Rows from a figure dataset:
• • •
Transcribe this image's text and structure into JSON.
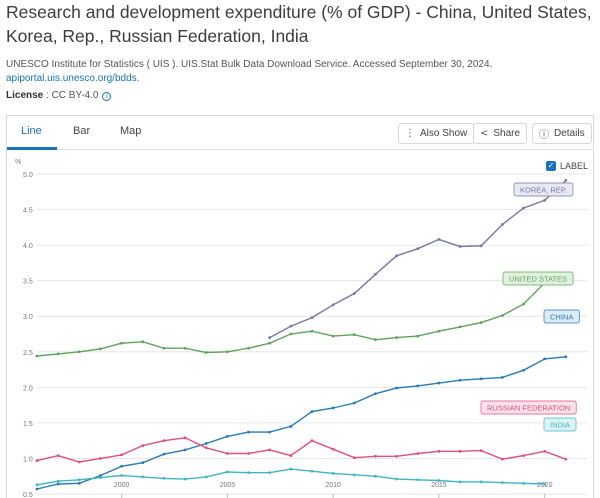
{
  "header": {
    "title": "Research and development expenditure (% of GDP) - China, United States, Korea, Rep., Russian Federation, India",
    "source": "UNESCO Institute for Statistics ( UIS ). UIS.Stat Bulk Data Download Service. Accessed September 30, 2024.",
    "source_link": "apiportal.uis.unesco.org/bdds.",
    "license_label": "License",
    "license_value": " : CC BY-4.0",
    "info_icon": "info-icon"
  },
  "tabs": [
    {
      "label": "Line",
      "active": true
    },
    {
      "label": "Bar",
      "active": false
    },
    {
      "label": "Map",
      "active": false
    }
  ],
  "toolbar": {
    "also_show": "Also Show",
    "share": "Share",
    "details": "Details"
  },
  "legend_toggle": {
    "label": "LABEL",
    "checked": true
  },
  "chart_data": {
    "type": "line",
    "ylabel": "%",
    "ylim": [
      0.5,
      5.0
    ],
    "xlim": [
      1996,
      2022
    ],
    "y_ticks": [
      "0.5",
      "1.0",
      "1.5",
      "2.0",
      "2.5",
      "3.0",
      "3.5",
      "4.0",
      "4.5",
      "5.0"
    ],
    "x_ticks": [
      "2000",
      "2005",
      "2010",
      "2015",
      "2020"
    ],
    "grid": true,
    "series": [
      {
        "name": "KOREA, REP.",
        "color": "#7578a0",
        "label_bg": "#e8e9f4",
        "x": [
          2007,
          2008,
          2009,
          2010,
          2011,
          2012,
          2013,
          2014,
          2015,
          2016,
          2017,
          2018,
          2019,
          2020,
          2021
        ],
        "y": [
          2.7,
          2.86,
          2.98,
          3.16,
          3.32,
          3.59,
          3.85,
          3.95,
          4.08,
          3.98,
          3.99,
          4.29,
          4.52,
          4.63,
          4.91
        ]
      },
      {
        "name": "UNITED STATES",
        "color": "#5fa35c",
        "label_bg": "#e2f1df",
        "x": [
          1996,
          1997,
          1998,
          1999,
          2000,
          2001,
          2002,
          2003,
          2004,
          2005,
          2006,
          2007,
          2008,
          2009,
          2010,
          2011,
          2012,
          2013,
          2014,
          2015,
          2016,
          2017,
          2018,
          2019,
          2020,
          2021
        ],
        "y": [
          2.44,
          2.47,
          2.5,
          2.54,
          2.62,
          2.64,
          2.55,
          2.55,
          2.49,
          2.5,
          2.55,
          2.62,
          2.75,
          2.79,
          2.72,
          2.74,
          2.67,
          2.7,
          2.72,
          2.79,
          2.85,
          2.91,
          3.01,
          3.17,
          3.47,
          3.46
        ]
      },
      {
        "name": "CHINA",
        "color": "#2a7ab8",
        "label_bg": "#dcebf6",
        "x": [
          1996,
          1997,
          1998,
          1999,
          2000,
          2001,
          2002,
          2003,
          2004,
          2005,
          2006,
          2007,
          2008,
          2009,
          2010,
          2011,
          2012,
          2013,
          2014,
          2015,
          2016,
          2017,
          2018,
          2019,
          2020,
          2021
        ],
        "y": [
          0.57,
          0.64,
          0.65,
          0.76,
          0.89,
          0.94,
          1.06,
          1.12,
          1.21,
          1.31,
          1.37,
          1.37,
          1.45,
          1.66,
          1.71,
          1.78,
          1.91,
          1.99,
          2.02,
          2.06,
          2.1,
          2.12,
          2.14,
          2.24,
          2.4,
          2.43
        ]
      },
      {
        "name": "RUSSIAN FEDERATION",
        "color": "#e04f82",
        "label_bg": "#fbe1ea",
        "x": [
          1996,
          1997,
          1998,
          1999,
          2000,
          2001,
          2002,
          2003,
          2004,
          2005,
          2006,
          2007,
          2008,
          2009,
          2010,
          2011,
          2012,
          2013,
          2014,
          2015,
          2016,
          2017,
          2018,
          2019,
          2020,
          2021
        ],
        "y": [
          0.97,
          1.04,
          0.95,
          1.0,
          1.05,
          1.18,
          1.25,
          1.29,
          1.15,
          1.07,
          1.07,
          1.12,
          1.04,
          1.25,
          1.13,
          1.01,
          1.03,
          1.03,
          1.07,
          1.1,
          1.1,
          1.11,
          0.99,
          1.04,
          1.1,
          0.99
        ]
      },
      {
        "name": "INDIA",
        "color": "#3fb5c2",
        "label_bg": "#dcf3f5",
        "x": [
          1996,
          1997,
          1998,
          1999,
          2000,
          2001,
          2002,
          2003,
          2004,
          2005,
          2006,
          2007,
          2008,
          2009,
          2010,
          2011,
          2012,
          2013,
          2014,
          2015,
          2016,
          2017,
          2018,
          2019,
          2020
        ],
        "y": [
          0.63,
          0.68,
          0.7,
          0.73,
          0.76,
          0.74,
          0.72,
          0.71,
          0.74,
          0.81,
          0.8,
          0.8,
          0.85,
          0.82,
          0.79,
          0.77,
          0.75,
          0.71,
          0.7,
          0.69,
          0.67,
          0.67,
          0.66,
          0.65,
          0.64
        ]
      }
    ]
  }
}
• • •
▶ _TASK INSTRUCTIONS_:
Omit the pictures. Output every record above word for word.

▶ _RESULT FOR THIS EXERCISE_:
Transcribe this image's text and structure into JSON.
{
  "header": {
    "title": "Research and development expenditure (% of GDP) - China, United States, Korea, Rep., Russian Federation, India",
    "source": "UNESCO Institute for Statistics ( UIS ). UIS.Stat Bulk Data Download Service. Accessed September 30, 2024.",
    "source_link": "apiportal.uis.unesco.org/bdds.",
    "license_label": "License",
    "license_value": " : CC BY-4.0",
    "info_icon": "info-icon"
  },
  "tabs": [
    {
      "label": "Line",
      "active": true
    },
    {
      "label": "Bar",
      "active": false
    },
    {
      "label": "Map",
      "active": false
    }
  ],
  "toolbar": {
    "also_show": "Also Show",
    "share": "Share",
    "details": "Details"
  },
  "legend_toggle": {
    "label": "LABEL",
    "checked": true
  },
  "chart_data": {
    "type": "line",
    "ylabel": "%",
    "ylim": [
      0.5,
      5.0
    ],
    "xlim": [
      1996,
      2022
    ],
    "y_ticks": [
      "0.5",
      "1.0",
      "1.5",
      "2.0",
      "2.5",
      "3.0",
      "3.5",
      "4.0",
      "4.5",
      "5.0"
    ],
    "x_ticks": [
      "2000",
      "2005",
      "2010",
      "2015",
      "2020"
    ],
    "grid": true,
    "series": [
      {
        "name": "KOREA, REP.",
        "color": "#7578a0",
        "label_bg": "#e8e9f4",
        "x": [
          2007,
          2008,
          2009,
          2010,
          2011,
          2012,
          2013,
          2014,
          2015,
          2016,
          2017,
          2018,
          2019,
          2020,
          2021
        ],
        "y": [
          2.7,
          2.86,
          2.98,
          3.16,
          3.32,
          3.59,
          3.85,
          3.95,
          4.08,
          3.98,
          3.99,
          4.29,
          4.52,
          4.63,
          4.91
        ]
      },
      {
        "name": "UNITED STATES",
        "color": "#5fa35c",
        "label_bg": "#e2f1df",
        "x": [
          1996,
          1997,
          1998,
          1999,
          2000,
          2001,
          2002,
          2003,
          2004,
          2005,
          2006,
          2007,
          2008,
          2009,
          2010,
          2011,
          2012,
          2013,
          2014,
          2015,
          2016,
          2017,
          2018,
          2019,
          2020,
          2021
        ],
        "y": [
          2.44,
          2.47,
          2.5,
          2.54,
          2.62,
          2.64,
          2.55,
          2.55,
          2.49,
          2.5,
          2.55,
          2.62,
          2.75,
          2.79,
          2.72,
          2.74,
          2.67,
          2.7,
          2.72,
          2.79,
          2.85,
          2.91,
          3.01,
          3.17,
          3.47,
          3.46
        ]
      },
      {
        "name": "CHINA",
        "color": "#2a7ab8",
        "label_bg": "#dcebf6",
        "x": [
          1996,
          1997,
          1998,
          1999,
          2000,
          2001,
          2002,
          2003,
          2004,
          2005,
          2006,
          2007,
          2008,
          2009,
          2010,
          2011,
          2012,
          2013,
          2014,
          2015,
          2016,
          2017,
          2018,
          2019,
          2020,
          2021
        ],
        "y": [
          0.57,
          0.64,
          0.65,
          0.76,
          0.89,
          0.94,
          1.06,
          1.12,
          1.21,
          1.31,
          1.37,
          1.37,
          1.45,
          1.66,
          1.71,
          1.78,
          1.91,
          1.99,
          2.02,
          2.06,
          2.1,
          2.12,
          2.14,
          2.24,
          2.4,
          2.43
        ]
      },
      {
        "name": "RUSSIAN FEDERATION",
        "color": "#e04f82",
        "label_bg": "#fbe1ea",
        "x": [
          1996,
          1997,
          1998,
          1999,
          2000,
          2001,
          2002,
          2003,
          2004,
          2005,
          2006,
          2007,
          2008,
          2009,
          2010,
          2011,
          2012,
          2013,
          2014,
          2015,
          2016,
          2017,
          2018,
          2019,
          2020,
          2021
        ],
        "y": [
          0.97,
          1.04,
          0.95,
          1.0,
          1.05,
          1.18,
          1.25,
          1.29,
          1.15,
          1.07,
          1.07,
          1.12,
          1.04,
          1.25,
          1.13,
          1.01,
          1.03,
          1.03,
          1.07,
          1.1,
          1.1,
          1.11,
          0.99,
          1.04,
          1.1,
          0.99
        ]
      },
      {
        "name": "INDIA",
        "color": "#3fb5c2",
        "label_bg": "#dcf3f5",
        "x": [
          1996,
          1997,
          1998,
          1999,
          2000,
          2001,
          2002,
          2003,
          2004,
          2005,
          2006,
          2007,
          2008,
          2009,
          2010,
          2011,
          2012,
          2013,
          2014,
          2015,
          2016,
          2017,
          2018,
          2019,
          2020
        ],
        "y": [
          0.63,
          0.68,
          0.7,
          0.73,
          0.76,
          0.74,
          0.72,
          0.71,
          0.74,
          0.81,
          0.8,
          0.8,
          0.85,
          0.82,
          0.79,
          0.77,
          0.75,
          0.71,
          0.7,
          0.69,
          0.67,
          0.67,
          0.66,
          0.65,
          0.64
        ]
      }
    ]
  }
}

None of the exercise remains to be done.